# Written exercise
Can you restate the records below word for word?

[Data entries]
━━━━━━━━━━

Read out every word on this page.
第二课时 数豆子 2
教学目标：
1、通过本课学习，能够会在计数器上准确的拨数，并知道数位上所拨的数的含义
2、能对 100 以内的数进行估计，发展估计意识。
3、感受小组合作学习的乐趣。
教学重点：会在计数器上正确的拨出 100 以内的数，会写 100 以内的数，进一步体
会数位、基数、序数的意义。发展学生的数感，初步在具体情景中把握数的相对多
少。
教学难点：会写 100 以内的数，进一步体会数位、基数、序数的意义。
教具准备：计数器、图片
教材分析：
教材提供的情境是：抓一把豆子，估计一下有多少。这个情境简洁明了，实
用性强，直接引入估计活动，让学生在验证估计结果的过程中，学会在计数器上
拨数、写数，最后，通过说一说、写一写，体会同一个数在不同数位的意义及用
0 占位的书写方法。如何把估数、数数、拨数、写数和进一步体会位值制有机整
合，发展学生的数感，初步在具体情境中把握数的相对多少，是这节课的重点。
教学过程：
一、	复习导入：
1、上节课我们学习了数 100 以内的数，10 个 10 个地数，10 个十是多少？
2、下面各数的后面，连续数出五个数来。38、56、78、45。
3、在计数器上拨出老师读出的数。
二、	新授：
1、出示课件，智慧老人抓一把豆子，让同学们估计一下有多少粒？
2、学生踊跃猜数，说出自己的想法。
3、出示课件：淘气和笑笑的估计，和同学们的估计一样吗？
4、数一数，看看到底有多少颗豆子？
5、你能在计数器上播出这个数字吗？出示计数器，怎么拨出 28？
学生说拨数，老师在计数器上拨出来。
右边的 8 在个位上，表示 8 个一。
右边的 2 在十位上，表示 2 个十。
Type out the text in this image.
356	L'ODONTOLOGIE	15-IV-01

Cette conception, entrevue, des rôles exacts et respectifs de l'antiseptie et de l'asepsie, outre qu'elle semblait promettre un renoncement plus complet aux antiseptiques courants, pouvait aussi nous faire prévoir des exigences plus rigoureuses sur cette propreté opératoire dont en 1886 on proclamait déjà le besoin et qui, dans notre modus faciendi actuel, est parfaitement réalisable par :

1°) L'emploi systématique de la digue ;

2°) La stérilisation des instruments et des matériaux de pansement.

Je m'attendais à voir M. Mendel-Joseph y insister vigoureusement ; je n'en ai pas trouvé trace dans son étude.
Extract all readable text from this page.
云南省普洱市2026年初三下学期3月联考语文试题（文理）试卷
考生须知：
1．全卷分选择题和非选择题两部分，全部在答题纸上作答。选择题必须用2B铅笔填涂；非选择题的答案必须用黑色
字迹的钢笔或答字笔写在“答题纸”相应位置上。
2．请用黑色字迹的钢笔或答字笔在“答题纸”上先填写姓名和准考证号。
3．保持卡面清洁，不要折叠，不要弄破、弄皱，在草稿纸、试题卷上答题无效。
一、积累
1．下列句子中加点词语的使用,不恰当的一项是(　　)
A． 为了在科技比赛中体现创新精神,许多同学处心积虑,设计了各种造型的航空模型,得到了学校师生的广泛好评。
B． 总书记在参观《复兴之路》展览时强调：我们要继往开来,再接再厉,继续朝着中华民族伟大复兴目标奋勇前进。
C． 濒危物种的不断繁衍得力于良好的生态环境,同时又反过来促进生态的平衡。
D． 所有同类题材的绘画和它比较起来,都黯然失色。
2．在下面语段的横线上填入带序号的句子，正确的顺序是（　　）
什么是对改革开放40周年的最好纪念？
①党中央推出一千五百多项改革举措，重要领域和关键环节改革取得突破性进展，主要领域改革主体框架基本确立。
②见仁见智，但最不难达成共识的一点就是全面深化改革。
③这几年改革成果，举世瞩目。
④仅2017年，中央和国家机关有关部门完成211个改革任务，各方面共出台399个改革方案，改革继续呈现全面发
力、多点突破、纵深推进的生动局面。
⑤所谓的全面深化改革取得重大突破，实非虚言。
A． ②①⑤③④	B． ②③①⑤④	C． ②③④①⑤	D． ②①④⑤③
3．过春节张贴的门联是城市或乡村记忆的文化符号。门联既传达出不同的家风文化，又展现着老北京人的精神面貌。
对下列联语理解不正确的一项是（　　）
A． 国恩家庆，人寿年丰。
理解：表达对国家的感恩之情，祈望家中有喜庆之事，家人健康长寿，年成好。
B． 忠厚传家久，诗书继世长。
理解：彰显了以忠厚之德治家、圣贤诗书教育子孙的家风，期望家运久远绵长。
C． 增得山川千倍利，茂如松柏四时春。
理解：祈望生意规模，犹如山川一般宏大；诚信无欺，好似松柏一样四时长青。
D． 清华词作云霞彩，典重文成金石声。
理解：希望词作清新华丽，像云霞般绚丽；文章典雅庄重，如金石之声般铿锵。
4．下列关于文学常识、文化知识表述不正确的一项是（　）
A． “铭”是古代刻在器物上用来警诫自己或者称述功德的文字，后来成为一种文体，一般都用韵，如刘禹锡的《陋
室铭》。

━━━━━━━━━━

# Output for this exercise
Read out every word on this page.
第二课时 数豆子 2
教学目标：
1、通过本课学习，能够会在计数器上准确的拨数，并知道数位上所拨的数的含义
2、能对 100 以内的数进行估计，发展估计意识。
3、感受小组合作学习的乐趣。
教学重点：会在计数器上正确的拨出 100 以内的数，会写 100 以内的数，进一步体
会数位、基数、序数的意义。发展学生的数感，初步在具体情景中把握数的相对多
少。
教学难点：会写 100 以内的数，进一步体会数位、基数、序数的意义。
教具准备：计数器、图片
教材分析：
教材提供的情境是：抓一把豆子，估计一下有多少。这个情境简洁明了，实
用性强，直接引入估计活动，让学生在验证估计结果的过程中，学会在计数器上
拨数、写数，最后，通过说一说、写一写，体会同一个数在不同数位的意义及用
0 占位的书写方法。如何把估数、数数、拨数、写数和进一步体会位值制有机整
合，发展学生的数感，初步在具体情境中把握数的相对多少，是这节课的重点。
教学过程：
一、	复习导入：
1、上节课我们学习了数 100 以内的数，10 个 10 个地数，10 个十是多少？
2、下面各数的后面，连续数出五个数来。38、56、78、45。
3、在计数器上拨出老师读出的数。
二、	新授：
1、出示课件，智慧老人抓一把豆子，让同学们估计一下有多少粒？
2、学生踊跃猜数，说出自己的想法。
3、出示课件：淘气和笑笑的估计，和同学们的估计一样吗？
4、数一数，看看到底有多少颗豆子？
5、你能在计数器上播出这个数字吗？出示计数器，怎么拨出 28？
学生说拨数，老师在计数器上拨出来。
右边的 8 在个位上，表示 8 个一。
右边的 2 在十位上，表示 2 个十。
Type out the text in this image.
356	L'ODONTOLOGIE	15-IV-01

Cette conception, entrevue, des rôles exacts et respectifs de l'antiseptie et de l'asepsie, outre qu'elle semblait promettre un renoncement plus complet aux antiseptiques courants, pouvait aussi nous faire prévoir des exigences plus rigoureuses sur cette propreté opératoire dont en 1886 on proclamait déjà le besoin et qui, dans notre modus faciendi actuel, est parfaitement réalisable par :

1°) L'emploi systématique de la digue ;

2°) La stérilisation des instruments et des matériaux de pansement.

Je m'attendais à voir M. Mendel-Joseph y insister vigoureusement ; je n'en ai pas trouvé trace dans son étude.
Extract all readable text from this page.
云南省普洱市2026年初三下学期3月联考语文试题（文理）试卷
考生须知：
1．全卷分选择题和非选择题两部分，全部在答题纸上作答。选择题必须用2B铅笔填涂；非选择题的答案必须用黑色
字迹的钢笔或答字笔写在“答题纸”相应位置上。
2．请用黑色字迹的钢笔或答字笔在“答题纸”上先填写姓名和准考证号。
3．保持卡面清洁，不要折叠，不要弄破、弄皱，在草稿纸、试题卷上答题无效。
一、积累
1．下列句子中加点词语的使用,不恰当的一项是(　　)
A． 为了在科技比赛中体现创新精神,许多同学处心积虑,设计了各种造型的航空模型,得到了学校师生的广泛好评。
B． 总书记在参观《复兴之路》展览时强调：我们要继往开来,再接再厉,继续朝着中华民族伟大复兴目标奋勇前进。
C． 濒危物种的不断繁衍得力于良好的生态环境,同时又反过来促进生态的平衡。
D． 所有同类题材的绘画和它比较起来,都黯然失色。
2．在下面语段的横线上填入带序号的句子，正确的顺序是（　　）
什么是对改革开放40周年的最好纪念？
①党中央推出一千五百多项改革举措，重要领域和关键环节改革取得突破性进展，主要领域改革主体框架基本确立。
②见仁见智，但最不难达成共识的一点就是全面深化改革。
③这几年改革成果，举世瞩目。
④仅2017年，中央和国家机关有关部门完成211个改革任务，各方面共出台399个改革方案，改革继续呈现全面发
力、多点突破、纵深推进的生动局面。
⑤所谓的全面深化改革取得重大突破，实非虚言。
A． ②①⑤③④	B． ②③①⑤④	C． ②③④①⑤	D． ②①④⑤③
3．过春节张贴的门联是城市或乡村记忆的文化符号。门联既传达出不同的家风文化，又展现着老北京人的精神面貌。
对下列联语理解不正确的一项是（　　）
A． 国恩家庆，人寿年丰。
理解：表达对国家的感恩之情，祈望家中有喜庆之事，家人健康长寿，年成好。
B． 忠厚传家久，诗书继世长。
理解：彰显了以忠厚之德治家、圣贤诗书教育子孙的家风，期望家运久远绵长。
C． 增得山川千倍利，茂如松柏四时春。
理解：祈望生意规模，犹如山川一般宏大；诚信无欺，好似松柏一样四时长青。
D． 清华词作云霞彩，典重文成金石声。
理解：希望词作清新华丽，像云霞般绚丽；文章典雅庄重，如金石之声般铿锵。
4．下列关于文学常识、文化知识表述不正确的一项是（　）
A． “铭”是古代刻在器物上用来警诫自己或者称述功德的文字，后来成为一种文体，一般都用韵，如刘禹锡的《陋
室铭》。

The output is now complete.